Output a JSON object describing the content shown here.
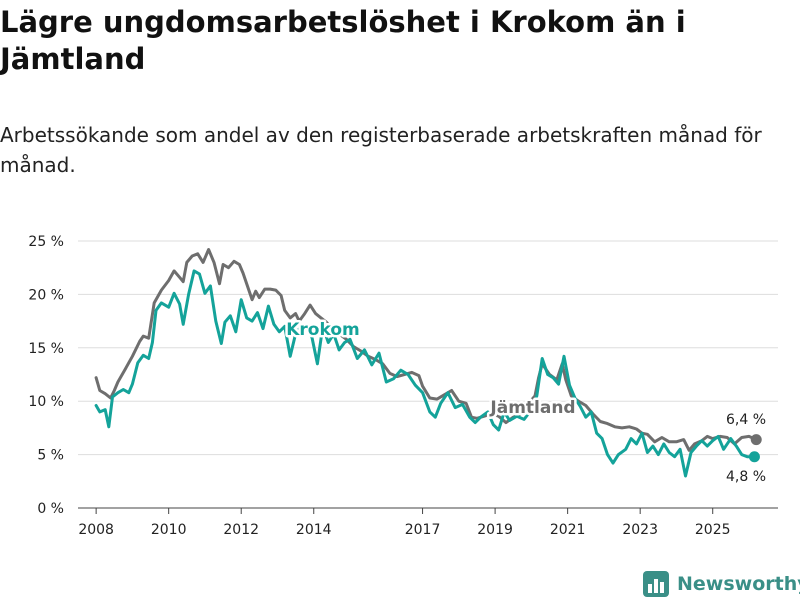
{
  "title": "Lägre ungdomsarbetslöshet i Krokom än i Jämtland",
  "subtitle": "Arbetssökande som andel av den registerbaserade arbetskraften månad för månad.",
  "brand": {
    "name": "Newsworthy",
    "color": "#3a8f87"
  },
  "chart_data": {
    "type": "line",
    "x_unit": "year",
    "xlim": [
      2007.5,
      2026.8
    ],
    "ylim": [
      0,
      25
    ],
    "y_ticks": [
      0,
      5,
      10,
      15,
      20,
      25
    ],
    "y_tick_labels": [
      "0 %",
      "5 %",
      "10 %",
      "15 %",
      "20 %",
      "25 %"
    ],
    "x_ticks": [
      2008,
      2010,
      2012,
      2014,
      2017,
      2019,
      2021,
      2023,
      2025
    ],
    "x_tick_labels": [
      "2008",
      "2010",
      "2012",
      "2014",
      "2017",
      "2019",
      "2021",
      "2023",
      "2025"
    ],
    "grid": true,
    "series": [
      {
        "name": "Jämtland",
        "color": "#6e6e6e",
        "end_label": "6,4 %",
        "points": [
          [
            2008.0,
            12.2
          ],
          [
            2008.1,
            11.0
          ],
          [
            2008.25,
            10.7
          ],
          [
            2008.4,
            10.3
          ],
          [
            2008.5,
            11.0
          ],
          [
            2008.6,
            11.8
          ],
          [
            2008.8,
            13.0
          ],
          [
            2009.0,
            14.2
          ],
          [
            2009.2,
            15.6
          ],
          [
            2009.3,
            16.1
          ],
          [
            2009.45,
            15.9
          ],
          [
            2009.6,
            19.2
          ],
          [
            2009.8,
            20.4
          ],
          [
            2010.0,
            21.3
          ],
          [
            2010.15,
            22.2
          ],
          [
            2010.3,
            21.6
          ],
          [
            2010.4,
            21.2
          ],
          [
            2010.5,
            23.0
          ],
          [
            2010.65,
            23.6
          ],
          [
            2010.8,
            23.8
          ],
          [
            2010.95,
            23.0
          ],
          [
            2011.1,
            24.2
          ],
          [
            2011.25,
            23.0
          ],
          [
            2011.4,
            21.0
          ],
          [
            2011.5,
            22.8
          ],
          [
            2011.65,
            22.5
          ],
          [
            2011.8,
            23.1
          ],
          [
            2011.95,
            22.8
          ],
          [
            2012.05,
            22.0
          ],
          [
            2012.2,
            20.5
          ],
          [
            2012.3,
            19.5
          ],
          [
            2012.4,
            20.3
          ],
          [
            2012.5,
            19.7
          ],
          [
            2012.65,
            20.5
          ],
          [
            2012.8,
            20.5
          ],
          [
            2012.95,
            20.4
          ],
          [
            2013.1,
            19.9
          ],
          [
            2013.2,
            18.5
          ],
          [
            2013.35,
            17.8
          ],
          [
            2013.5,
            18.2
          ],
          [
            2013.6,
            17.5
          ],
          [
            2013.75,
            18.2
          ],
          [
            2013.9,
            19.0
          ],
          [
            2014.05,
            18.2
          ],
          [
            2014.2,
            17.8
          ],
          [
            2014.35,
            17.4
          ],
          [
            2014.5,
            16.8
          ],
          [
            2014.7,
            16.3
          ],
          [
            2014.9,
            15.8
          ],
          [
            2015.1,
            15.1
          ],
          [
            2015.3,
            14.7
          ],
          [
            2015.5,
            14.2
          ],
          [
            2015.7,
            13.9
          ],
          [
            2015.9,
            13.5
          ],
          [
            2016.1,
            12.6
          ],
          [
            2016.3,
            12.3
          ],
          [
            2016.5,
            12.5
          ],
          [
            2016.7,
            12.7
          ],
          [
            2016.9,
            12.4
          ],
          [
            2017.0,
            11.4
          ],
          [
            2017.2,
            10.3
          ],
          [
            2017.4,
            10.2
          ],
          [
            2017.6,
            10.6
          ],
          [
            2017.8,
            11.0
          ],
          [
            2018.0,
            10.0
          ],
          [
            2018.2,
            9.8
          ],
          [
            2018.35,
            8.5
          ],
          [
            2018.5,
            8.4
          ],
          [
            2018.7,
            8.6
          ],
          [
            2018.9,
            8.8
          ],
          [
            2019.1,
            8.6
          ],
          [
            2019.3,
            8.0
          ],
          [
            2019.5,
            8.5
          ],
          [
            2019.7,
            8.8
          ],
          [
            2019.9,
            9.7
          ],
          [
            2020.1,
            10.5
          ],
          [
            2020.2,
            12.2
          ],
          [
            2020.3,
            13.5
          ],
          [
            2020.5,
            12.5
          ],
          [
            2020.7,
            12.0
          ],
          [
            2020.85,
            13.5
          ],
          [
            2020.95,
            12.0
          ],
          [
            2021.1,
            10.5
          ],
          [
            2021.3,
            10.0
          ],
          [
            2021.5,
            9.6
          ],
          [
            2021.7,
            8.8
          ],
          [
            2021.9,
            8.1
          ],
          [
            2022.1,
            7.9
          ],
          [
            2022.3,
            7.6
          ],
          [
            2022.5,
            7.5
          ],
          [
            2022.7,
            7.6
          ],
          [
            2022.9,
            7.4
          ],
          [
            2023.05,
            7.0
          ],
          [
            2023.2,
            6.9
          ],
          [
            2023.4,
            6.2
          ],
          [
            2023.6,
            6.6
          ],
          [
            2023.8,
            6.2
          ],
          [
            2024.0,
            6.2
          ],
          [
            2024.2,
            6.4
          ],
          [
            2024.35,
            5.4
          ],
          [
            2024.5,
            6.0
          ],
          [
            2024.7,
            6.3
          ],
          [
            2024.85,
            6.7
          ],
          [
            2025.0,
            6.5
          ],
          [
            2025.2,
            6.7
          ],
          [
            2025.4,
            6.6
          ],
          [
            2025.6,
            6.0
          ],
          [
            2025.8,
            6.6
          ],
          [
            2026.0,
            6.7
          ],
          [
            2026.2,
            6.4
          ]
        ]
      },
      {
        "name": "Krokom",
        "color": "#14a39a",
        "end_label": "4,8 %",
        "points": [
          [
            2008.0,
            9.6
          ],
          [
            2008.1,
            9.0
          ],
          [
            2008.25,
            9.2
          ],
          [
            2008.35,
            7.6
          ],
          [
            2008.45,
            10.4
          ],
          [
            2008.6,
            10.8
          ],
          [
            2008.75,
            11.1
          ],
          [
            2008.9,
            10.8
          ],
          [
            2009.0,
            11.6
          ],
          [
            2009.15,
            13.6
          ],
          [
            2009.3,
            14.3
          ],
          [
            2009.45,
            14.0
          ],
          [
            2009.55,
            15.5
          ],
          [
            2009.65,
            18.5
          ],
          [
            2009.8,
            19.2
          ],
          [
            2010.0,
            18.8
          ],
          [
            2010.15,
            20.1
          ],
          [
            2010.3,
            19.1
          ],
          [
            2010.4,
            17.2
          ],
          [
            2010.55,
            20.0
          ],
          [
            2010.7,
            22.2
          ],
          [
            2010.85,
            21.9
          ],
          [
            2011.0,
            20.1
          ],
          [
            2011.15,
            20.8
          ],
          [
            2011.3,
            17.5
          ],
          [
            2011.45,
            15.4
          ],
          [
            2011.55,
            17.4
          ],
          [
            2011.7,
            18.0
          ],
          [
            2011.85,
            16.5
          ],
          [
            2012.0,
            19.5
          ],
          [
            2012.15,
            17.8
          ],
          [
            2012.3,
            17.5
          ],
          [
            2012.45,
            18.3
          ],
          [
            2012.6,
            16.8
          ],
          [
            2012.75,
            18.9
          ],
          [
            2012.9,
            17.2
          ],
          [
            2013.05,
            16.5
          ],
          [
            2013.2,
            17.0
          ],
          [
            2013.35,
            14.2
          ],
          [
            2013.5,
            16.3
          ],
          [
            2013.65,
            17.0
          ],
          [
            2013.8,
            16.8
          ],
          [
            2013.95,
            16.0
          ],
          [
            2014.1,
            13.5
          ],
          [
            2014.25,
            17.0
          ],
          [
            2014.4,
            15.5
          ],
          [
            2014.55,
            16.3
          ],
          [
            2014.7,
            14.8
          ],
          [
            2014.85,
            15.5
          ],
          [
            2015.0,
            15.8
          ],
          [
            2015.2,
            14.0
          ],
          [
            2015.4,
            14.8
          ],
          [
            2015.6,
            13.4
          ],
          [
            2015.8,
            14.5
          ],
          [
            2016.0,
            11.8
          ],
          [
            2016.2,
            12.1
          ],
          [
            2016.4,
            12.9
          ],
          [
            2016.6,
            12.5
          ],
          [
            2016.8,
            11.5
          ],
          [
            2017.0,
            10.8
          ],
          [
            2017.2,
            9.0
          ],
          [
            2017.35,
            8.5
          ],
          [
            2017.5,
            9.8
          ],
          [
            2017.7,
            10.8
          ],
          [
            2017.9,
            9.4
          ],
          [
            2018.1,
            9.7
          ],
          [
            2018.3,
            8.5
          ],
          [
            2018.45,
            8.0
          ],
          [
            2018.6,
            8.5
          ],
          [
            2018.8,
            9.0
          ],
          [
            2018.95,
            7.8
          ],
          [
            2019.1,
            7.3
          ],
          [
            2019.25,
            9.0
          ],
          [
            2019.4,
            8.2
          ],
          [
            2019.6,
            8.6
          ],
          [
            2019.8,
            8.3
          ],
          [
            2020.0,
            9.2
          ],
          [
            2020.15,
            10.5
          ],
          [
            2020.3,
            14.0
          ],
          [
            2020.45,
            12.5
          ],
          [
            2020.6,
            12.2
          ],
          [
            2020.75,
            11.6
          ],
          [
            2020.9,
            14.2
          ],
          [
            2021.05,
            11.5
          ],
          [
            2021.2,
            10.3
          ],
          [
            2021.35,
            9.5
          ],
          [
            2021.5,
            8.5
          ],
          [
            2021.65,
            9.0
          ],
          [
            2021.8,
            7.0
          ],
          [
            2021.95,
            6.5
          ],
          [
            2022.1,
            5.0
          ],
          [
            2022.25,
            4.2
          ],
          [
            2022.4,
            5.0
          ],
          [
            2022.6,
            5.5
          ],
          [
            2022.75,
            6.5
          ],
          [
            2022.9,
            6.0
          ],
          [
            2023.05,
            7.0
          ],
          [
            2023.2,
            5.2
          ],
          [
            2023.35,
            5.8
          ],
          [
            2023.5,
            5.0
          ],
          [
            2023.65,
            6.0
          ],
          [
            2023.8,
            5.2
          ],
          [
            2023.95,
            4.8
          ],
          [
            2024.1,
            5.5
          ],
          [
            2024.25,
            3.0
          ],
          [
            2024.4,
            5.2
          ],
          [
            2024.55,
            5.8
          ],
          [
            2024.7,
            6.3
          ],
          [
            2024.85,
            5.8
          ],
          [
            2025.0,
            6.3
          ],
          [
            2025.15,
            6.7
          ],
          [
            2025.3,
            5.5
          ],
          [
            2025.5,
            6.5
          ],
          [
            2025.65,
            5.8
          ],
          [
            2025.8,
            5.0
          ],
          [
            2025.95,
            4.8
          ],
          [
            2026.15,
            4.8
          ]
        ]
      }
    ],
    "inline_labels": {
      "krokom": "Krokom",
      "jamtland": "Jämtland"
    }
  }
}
•••••
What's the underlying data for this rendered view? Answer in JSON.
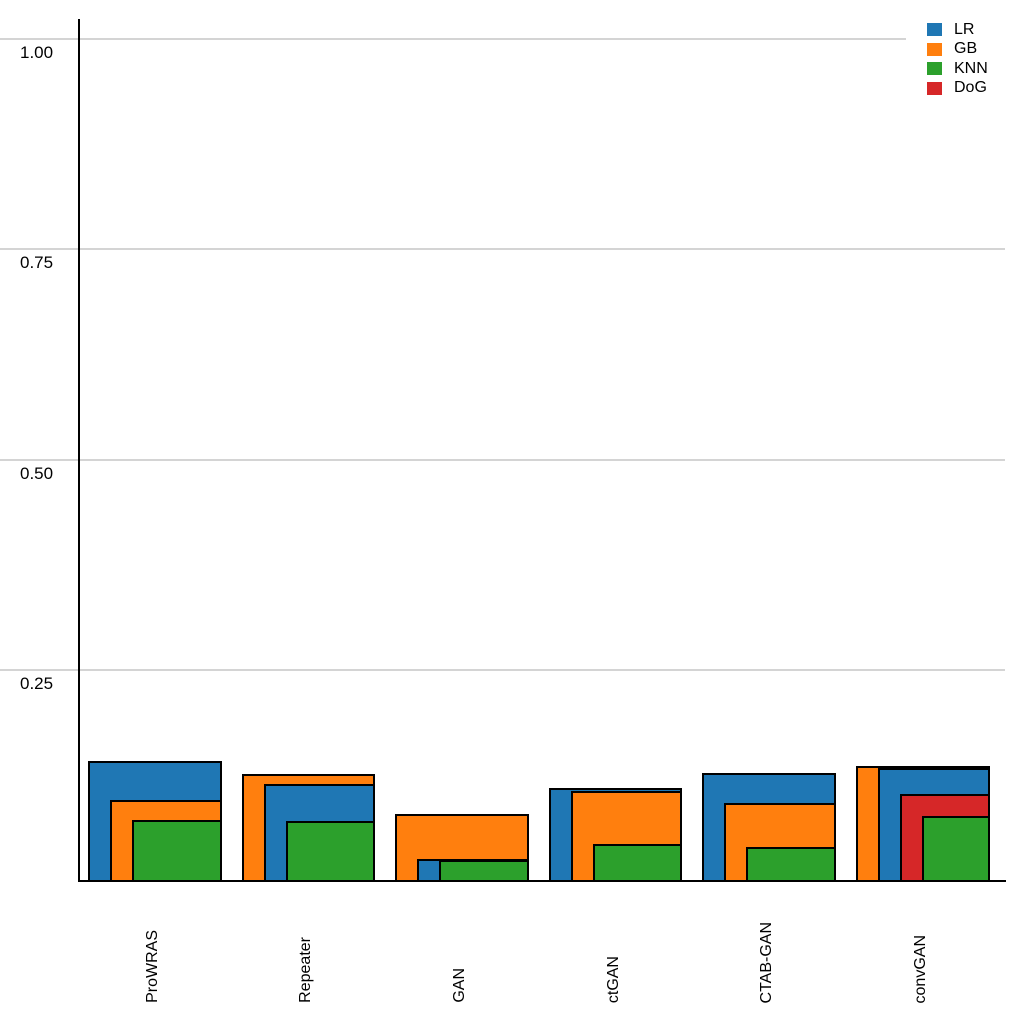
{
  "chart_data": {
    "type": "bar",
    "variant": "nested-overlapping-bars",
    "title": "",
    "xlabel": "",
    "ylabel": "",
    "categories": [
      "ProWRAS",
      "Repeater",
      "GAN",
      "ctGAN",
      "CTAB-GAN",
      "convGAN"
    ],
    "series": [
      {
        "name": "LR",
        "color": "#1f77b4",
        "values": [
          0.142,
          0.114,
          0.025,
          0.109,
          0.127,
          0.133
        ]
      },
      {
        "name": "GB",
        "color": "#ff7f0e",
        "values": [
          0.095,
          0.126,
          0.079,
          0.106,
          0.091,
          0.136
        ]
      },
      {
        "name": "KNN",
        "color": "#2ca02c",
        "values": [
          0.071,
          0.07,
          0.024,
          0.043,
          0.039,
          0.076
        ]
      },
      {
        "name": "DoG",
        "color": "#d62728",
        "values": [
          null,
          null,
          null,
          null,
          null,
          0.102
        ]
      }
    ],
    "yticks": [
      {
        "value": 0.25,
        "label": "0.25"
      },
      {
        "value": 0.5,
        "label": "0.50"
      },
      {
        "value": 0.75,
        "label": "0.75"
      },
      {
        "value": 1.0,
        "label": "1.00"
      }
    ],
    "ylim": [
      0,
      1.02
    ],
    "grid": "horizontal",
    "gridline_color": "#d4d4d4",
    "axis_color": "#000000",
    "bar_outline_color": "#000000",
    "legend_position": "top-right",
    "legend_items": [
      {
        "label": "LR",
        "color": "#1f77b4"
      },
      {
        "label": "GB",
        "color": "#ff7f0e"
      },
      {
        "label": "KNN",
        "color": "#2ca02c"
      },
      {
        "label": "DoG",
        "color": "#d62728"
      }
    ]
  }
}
•••••
* _The request_: Go through the data and count each line that has the word "JSON", then give the total alone.

* _Finished answer_: 2